Instructions to follow: Copy all the data exactly, except the pictures.

Data supplied:
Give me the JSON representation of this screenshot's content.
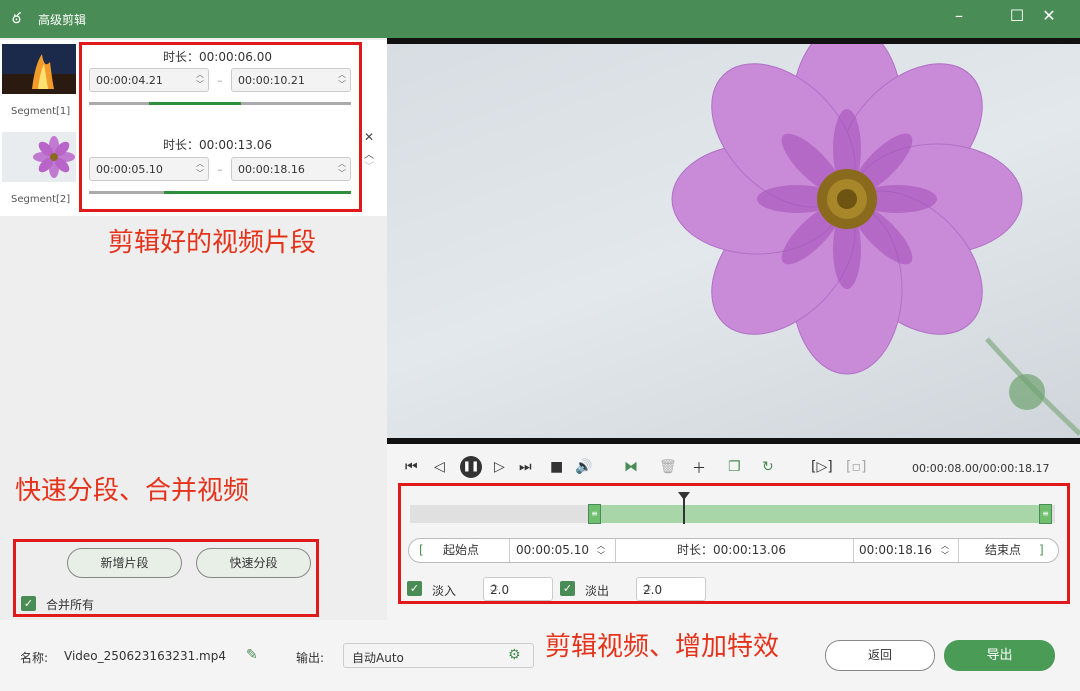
{
  "window": {
    "title": "高级剪辑"
  },
  "segments": [
    {
      "label": "Segment[1]",
      "duration_label": "时长：",
      "duration": "00:00:06.00",
      "start": "00:00:04.21",
      "end": "00:00:10.21",
      "progress": 0.58
    },
    {
      "label": "Segment[2]",
      "duration_label": "时长：",
      "duration": "00:00:13.06",
      "start": "00:00:05.10",
      "end": "00:00:18.16",
      "progress": 1.0
    }
  ],
  "annotations": {
    "clips": "剪辑好的视频片段",
    "split_merge": "快速分段、合并视频",
    "edit": "剪辑视频、增加特效"
  },
  "left_actions": {
    "add_segment": "新增片段",
    "quick_split": "快速分段",
    "merge_all": "合并所有"
  },
  "player": {
    "timecode": "00:00:08.00/00:00:18.17",
    "playhead_fraction": 0.39
  },
  "range": {
    "start_btn": "起始点",
    "start_time": "00:00:05.10",
    "duration_label": "时长：",
    "duration": "00:00:13.06",
    "end_time": "00:00:18.16",
    "end_btn": "结束点",
    "selection_start_fraction": 0.285,
    "selection_end_fraction": 0.99
  },
  "effects": {
    "fade_in_label": "淡入",
    "fade_in_value": "2.0",
    "fade_out_label": "淡出",
    "fade_out_value": "2.0"
  },
  "footer": {
    "name_label": "名称:",
    "filename": "Video_250623163231.mp4",
    "output_label": "输出:",
    "output_value": "自动Auto",
    "back": "返回",
    "export": "导出"
  },
  "colors": {
    "accent": "#4a8c55",
    "annotation": "#e0191b"
  }
}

Output of the exercise:
Give me the JSON representation of this screenshot's content.
{
  "window": {
    "title": "高级剪辑"
  },
  "segments": [
    {
      "label": "Segment[1]",
      "duration_label": "时长：",
      "duration": "00:00:06.00",
      "start": "00:00:04.21",
      "end": "00:00:10.21",
      "progress": 0.58
    },
    {
      "label": "Segment[2]",
      "duration_label": "时长：",
      "duration": "00:00:13.06",
      "start": "00:00:05.10",
      "end": "00:00:18.16",
      "progress": 1.0
    }
  ],
  "annotations": {
    "clips": "剪辑好的视频片段",
    "split_merge": "快速分段、合并视频",
    "edit": "剪辑视频、增加特效"
  },
  "left_actions": {
    "add_segment": "新增片段",
    "quick_split": "快速分段",
    "merge_all": "合并所有"
  },
  "player": {
    "timecode": "00:00:08.00/00:00:18.17",
    "playhead_fraction": 0.39
  },
  "range": {
    "start_btn": "起始点",
    "start_time": "00:00:05.10",
    "duration_label": "时长：",
    "duration": "00:00:13.06",
    "end_time": "00:00:18.16",
    "end_btn": "结束点",
    "selection_start_fraction": 0.285,
    "selection_end_fraction": 0.99
  },
  "effects": {
    "fade_in_label": "淡入",
    "fade_in_value": "2.0",
    "fade_out_label": "淡出",
    "fade_out_value": "2.0"
  },
  "footer": {
    "name_label": "名称:",
    "filename": "Video_250623163231.mp4",
    "output_label": "输出:",
    "output_value": "自动Auto",
    "back": "返回",
    "export": "导出"
  },
  "colors": {
    "accent": "#4a8c55",
    "annotation": "#e0191b"
  }
}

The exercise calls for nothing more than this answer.